───── SUPPLIED RECORDS ─────
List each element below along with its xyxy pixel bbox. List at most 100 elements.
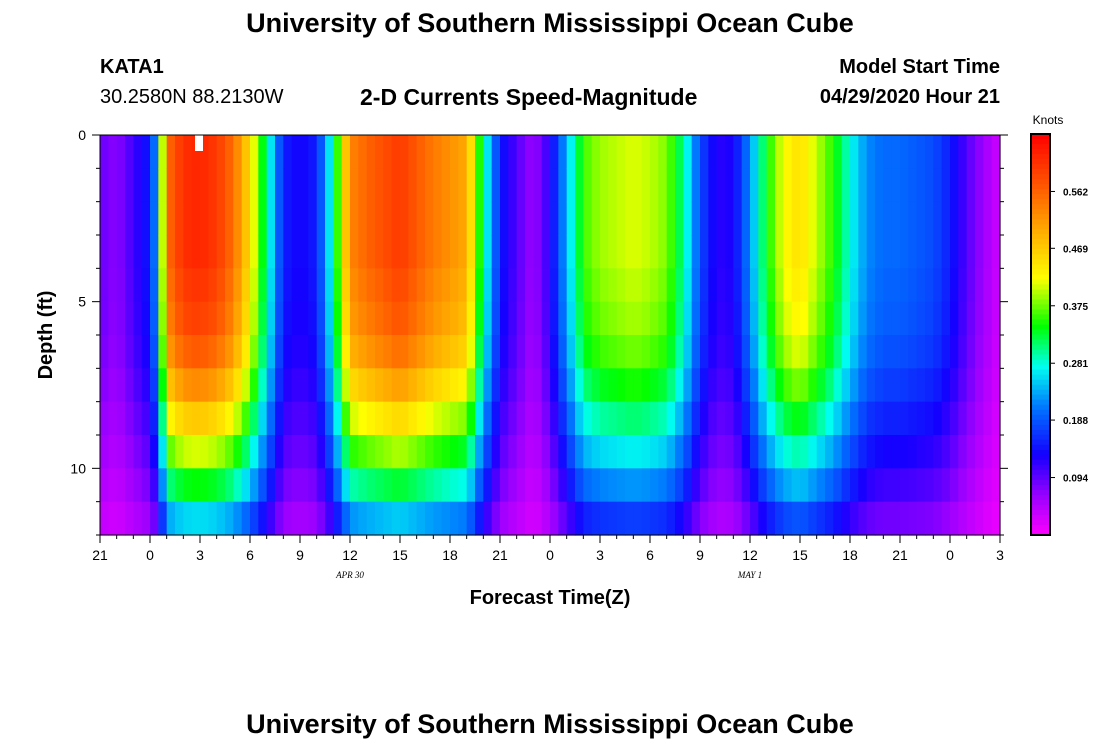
colorbar-swatch	[1031, 329, 1050, 336]
heatmap-cell	[241, 401, 251, 436]
heatmap-cell	[408, 201, 418, 236]
heatmap-cell	[800, 201, 809, 236]
heatmap-cell	[408, 335, 418, 369]
heatmap-cell	[458, 201, 468, 236]
heatmap-cell	[500, 468, 509, 503]
heatmap-cell	[591, 235, 601, 269]
heatmap-cell	[300, 368, 309, 403]
heatmap-cell	[816, 401, 826, 436]
heatmap-cell	[975, 301, 984, 336]
heatmap-cell	[166, 401, 176, 436]
heatmap-cell	[966, 468, 976, 503]
heatmap-cell	[808, 235, 818, 269]
heatmap-cell	[475, 301, 484, 336]
heatmap-cell	[908, 201, 918, 236]
heatmap-cell	[441, 468, 451, 503]
x-axis: 21 0 3 6 9 12 15 18 21 0 3 6 9 12 15 18 21 0 3 APR 30 MAY 1	[92, 535, 1004, 580]
heatmap-cell	[341, 335, 351, 369]
heatmap-cell	[741, 135, 751, 169]
heatmap-cell	[591, 301, 601, 336]
heatmap-cell	[866, 435, 876, 469]
heatmap-cell	[383, 401, 393, 436]
heatmap-cell	[641, 468, 651, 503]
heatmap-cell	[533, 301, 543, 336]
heatmap-cell	[333, 168, 343, 203]
heatmap-cell	[683, 468, 693, 503]
heatmap-cell	[683, 435, 693, 469]
heatmap-cell	[291, 368, 301, 403]
heatmap-cell	[983, 201, 993, 236]
heatmap-cell	[400, 335, 409, 369]
heatmap-cell	[358, 301, 368, 336]
heatmap-cell	[641, 401, 651, 436]
colorbar-swatch	[1031, 514, 1050, 521]
heatmap-cell	[983, 135, 993, 169]
heatmap-cell	[925, 368, 934, 403]
heatmap-cell	[483, 168, 493, 203]
heatmap-cell	[508, 468, 518, 503]
heatmap-cell	[816, 501, 826, 536]
heatmap-cell	[125, 201, 134, 236]
heatmap-cell	[191, 501, 201, 536]
heatmap-cell	[958, 201, 968, 236]
heatmap-cell	[950, 435, 959, 469]
colorbar-swatch	[1031, 509, 1050, 516]
heatmap-cell	[108, 168, 118, 203]
heatmap-cell	[208, 435, 218, 469]
heatmap-cell	[275, 135, 284, 169]
heatmap-cell	[391, 401, 401, 436]
heatmap-cell	[191, 435, 201, 469]
heatmap-cell	[133, 168, 143, 203]
heatmap-cell	[991, 401, 1001, 436]
heatmap-cell	[575, 135, 584, 169]
heatmap-cell	[350, 201, 359, 236]
heatmap-cell	[891, 435, 901, 469]
heatmap-cell	[450, 235, 459, 269]
heatmap-cell	[425, 401, 434, 436]
heatmap-cell	[858, 201, 868, 236]
heatmap-cell	[458, 301, 468, 336]
heatmap-cell	[375, 435, 384, 469]
heatmap-cell	[325, 335, 334, 369]
heatmap-cell	[116, 401, 126, 436]
heatmap-cell	[283, 168, 293, 203]
heatmap-cell	[466, 201, 476, 236]
heatmap-cell	[891, 501, 901, 536]
heatmap-cell	[708, 501, 718, 536]
heatmap-cell	[941, 335, 951, 369]
heatmap-cell	[733, 135, 743, 169]
heatmap-cell	[916, 401, 926, 436]
heatmap-cell	[516, 168, 526, 203]
heatmap-cell	[158, 135, 168, 169]
heatmap-cell	[308, 201, 318, 236]
heatmap-cell	[391, 201, 401, 236]
heatmap-cell	[608, 201, 618, 236]
heatmap-cell	[666, 335, 676, 369]
heatmap-cell	[225, 368, 234, 403]
heatmap-cell	[116, 468, 126, 503]
colorbar-swatch	[1031, 239, 1050, 245]
heatmap-cell	[541, 401, 551, 436]
heatmap-cell	[775, 201, 784, 236]
heatmap-cell	[666, 401, 676, 436]
heatmap-cell	[800, 468, 809, 503]
heatmap-cell	[291, 235, 301, 269]
colorbar-swatch	[1031, 529, 1050, 536]
heatmap-cell	[550, 335, 559, 369]
heatmap-cell	[875, 468, 884, 503]
heatmap-cell	[300, 168, 309, 203]
heatmap-cell	[783, 268, 793, 303]
heatmap-cell	[625, 135, 634, 169]
heatmap-cell	[916, 168, 926, 203]
heatmap-cell	[850, 435, 859, 469]
colorbar-swatch	[1031, 429, 1050, 436]
heatmap-cell	[675, 335, 684, 369]
heatmap-cell	[808, 501, 818, 536]
colorbar-swatch	[1031, 459, 1050, 466]
heatmap-cell	[991, 135, 1001, 169]
heatmap-cell	[691, 168, 701, 203]
heatmap-cell	[300, 301, 309, 336]
heatmap-cell	[250, 468, 259, 503]
heatmap-cell	[900, 168, 909, 203]
heatmap-cell	[375, 268, 384, 303]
─────
THE TASK:
Retype every line of the entries above verbatim, leaving out the pictures.

OUTPUT OF THE TASK:
List each element below along with its xyxy pixel bbox. List at most 100 elements.
colorbar-swatch	[1031, 329, 1050, 336]
heatmap-cell	[241, 401, 251, 436]
heatmap-cell	[408, 201, 418, 236]
heatmap-cell	[800, 201, 809, 236]
heatmap-cell	[408, 335, 418, 369]
heatmap-cell	[458, 201, 468, 236]
heatmap-cell	[500, 468, 509, 503]
heatmap-cell	[591, 235, 601, 269]
heatmap-cell	[300, 368, 309, 403]
heatmap-cell	[816, 401, 826, 436]
heatmap-cell	[975, 301, 984, 336]
heatmap-cell	[166, 401, 176, 436]
heatmap-cell	[966, 468, 976, 503]
heatmap-cell	[808, 235, 818, 269]
heatmap-cell	[475, 301, 484, 336]
heatmap-cell	[908, 201, 918, 236]
heatmap-cell	[441, 468, 451, 503]
x-axis: 21 0 3 6 9 12 15 18 21 0 3 6 9 12 15 18 21 0 3 APR 30 MAY 1	[92, 535, 1004, 580]
heatmap-cell	[341, 335, 351, 369]
heatmap-cell	[741, 135, 751, 169]
heatmap-cell	[591, 301, 601, 336]
heatmap-cell	[866, 435, 876, 469]
heatmap-cell	[383, 401, 393, 436]
heatmap-cell	[641, 468, 651, 503]
heatmap-cell	[533, 301, 543, 336]
heatmap-cell	[333, 168, 343, 203]
heatmap-cell	[683, 468, 693, 503]
heatmap-cell	[683, 435, 693, 469]
heatmap-cell	[291, 368, 301, 403]
heatmap-cell	[983, 201, 993, 236]
heatmap-cell	[400, 335, 409, 369]
heatmap-cell	[358, 301, 368, 336]
heatmap-cell	[641, 401, 651, 436]
colorbar-swatch	[1031, 514, 1050, 521]
heatmap-cell	[983, 135, 993, 169]
heatmap-cell	[925, 368, 934, 403]
heatmap-cell	[483, 168, 493, 203]
heatmap-cell	[508, 468, 518, 503]
heatmap-cell	[816, 501, 826, 536]
heatmap-cell	[125, 201, 134, 236]
heatmap-cell	[191, 501, 201, 536]
heatmap-cell	[958, 201, 968, 236]
heatmap-cell	[950, 435, 959, 469]
colorbar-swatch	[1031, 509, 1050, 516]
heatmap-cell	[108, 168, 118, 203]
heatmap-cell	[208, 435, 218, 469]
heatmap-cell	[275, 135, 284, 169]
heatmap-cell	[391, 401, 401, 436]
heatmap-cell	[191, 435, 201, 469]
heatmap-cell	[133, 168, 143, 203]
heatmap-cell	[991, 401, 1001, 436]
heatmap-cell	[575, 135, 584, 169]
heatmap-cell	[350, 201, 359, 236]
heatmap-cell	[891, 435, 901, 469]
heatmap-cell	[450, 235, 459, 269]
heatmap-cell	[425, 401, 434, 436]
heatmap-cell	[858, 201, 868, 236]
heatmap-cell	[458, 301, 468, 336]
heatmap-cell	[375, 435, 384, 469]
heatmap-cell	[325, 335, 334, 369]
heatmap-cell	[116, 401, 126, 436]
heatmap-cell	[283, 168, 293, 203]
heatmap-cell	[466, 201, 476, 236]
heatmap-cell	[891, 501, 901, 536]
heatmap-cell	[708, 501, 718, 536]
heatmap-cell	[941, 335, 951, 369]
heatmap-cell	[733, 135, 743, 169]
heatmap-cell	[916, 401, 926, 436]
heatmap-cell	[516, 168, 526, 203]
heatmap-cell	[158, 135, 168, 169]
heatmap-cell	[308, 201, 318, 236]
heatmap-cell	[391, 201, 401, 236]
heatmap-cell	[608, 201, 618, 236]
heatmap-cell	[666, 335, 676, 369]
heatmap-cell	[225, 368, 234, 403]
heatmap-cell	[116, 468, 126, 503]
colorbar-swatch	[1031, 239, 1050, 245]
heatmap-cell	[541, 401, 551, 436]
heatmap-cell	[775, 201, 784, 236]
heatmap-cell	[666, 401, 676, 436]
heatmap-cell	[800, 468, 809, 503]
heatmap-cell	[291, 235, 301, 269]
colorbar-swatch	[1031, 529, 1050, 536]
heatmap-cell	[550, 335, 559, 369]
heatmap-cell	[875, 468, 884, 503]
heatmap-cell	[300, 168, 309, 203]
heatmap-cell	[783, 268, 793, 303]
heatmap-cell	[625, 135, 634, 169]
heatmap-cell	[916, 168, 926, 203]
heatmap-cell	[850, 435, 859, 469]
colorbar-swatch	[1031, 429, 1050, 436]
heatmap-cell	[675, 335, 684, 369]
heatmap-cell	[808, 501, 818, 536]
colorbar-swatch	[1031, 459, 1050, 466]
heatmap-cell	[991, 135, 1001, 169]
heatmap-cell	[691, 168, 701, 203]
heatmap-cell	[300, 301, 309, 336]
heatmap-cell	[250, 468, 259, 503]
heatmap-cell	[900, 168, 909, 203]
heatmap-cell	[375, 268, 384, 303]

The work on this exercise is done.